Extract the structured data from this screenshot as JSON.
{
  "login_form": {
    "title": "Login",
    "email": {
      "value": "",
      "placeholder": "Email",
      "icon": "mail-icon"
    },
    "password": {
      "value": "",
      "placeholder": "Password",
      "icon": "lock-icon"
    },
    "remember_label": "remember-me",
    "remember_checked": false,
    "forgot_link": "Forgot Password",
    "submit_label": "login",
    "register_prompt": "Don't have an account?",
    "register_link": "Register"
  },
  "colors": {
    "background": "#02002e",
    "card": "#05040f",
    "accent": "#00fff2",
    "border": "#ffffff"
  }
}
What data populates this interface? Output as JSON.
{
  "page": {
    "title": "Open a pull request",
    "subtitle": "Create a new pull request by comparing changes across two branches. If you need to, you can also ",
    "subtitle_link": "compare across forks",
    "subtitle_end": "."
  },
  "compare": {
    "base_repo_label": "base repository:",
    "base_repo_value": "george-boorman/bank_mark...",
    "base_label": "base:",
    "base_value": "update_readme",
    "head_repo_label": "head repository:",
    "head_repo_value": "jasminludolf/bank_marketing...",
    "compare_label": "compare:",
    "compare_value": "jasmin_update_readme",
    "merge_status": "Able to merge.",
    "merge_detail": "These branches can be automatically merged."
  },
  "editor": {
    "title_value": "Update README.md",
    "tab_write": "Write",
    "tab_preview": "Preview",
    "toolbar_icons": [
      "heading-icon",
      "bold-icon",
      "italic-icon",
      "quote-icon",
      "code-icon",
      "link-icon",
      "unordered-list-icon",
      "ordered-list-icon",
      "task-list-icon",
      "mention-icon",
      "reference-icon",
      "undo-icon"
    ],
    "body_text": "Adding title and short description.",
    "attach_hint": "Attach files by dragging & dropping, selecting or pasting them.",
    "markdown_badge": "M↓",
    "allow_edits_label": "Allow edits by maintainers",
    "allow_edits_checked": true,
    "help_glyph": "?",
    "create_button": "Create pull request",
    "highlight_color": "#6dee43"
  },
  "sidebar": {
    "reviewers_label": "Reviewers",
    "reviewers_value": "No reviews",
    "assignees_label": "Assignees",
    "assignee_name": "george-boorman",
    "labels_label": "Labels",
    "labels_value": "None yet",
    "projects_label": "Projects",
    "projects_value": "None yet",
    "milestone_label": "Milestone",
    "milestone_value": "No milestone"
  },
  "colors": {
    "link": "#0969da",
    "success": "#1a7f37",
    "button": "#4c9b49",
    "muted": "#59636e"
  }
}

**********

▶ WORK INSTRUCTIONS
Copy all lines from the entries that contain the word "list".

▶ RESULT FOR THIS TASK
      "unordered-list-icon",
      "ordered-list-icon",
      "task-list-icon",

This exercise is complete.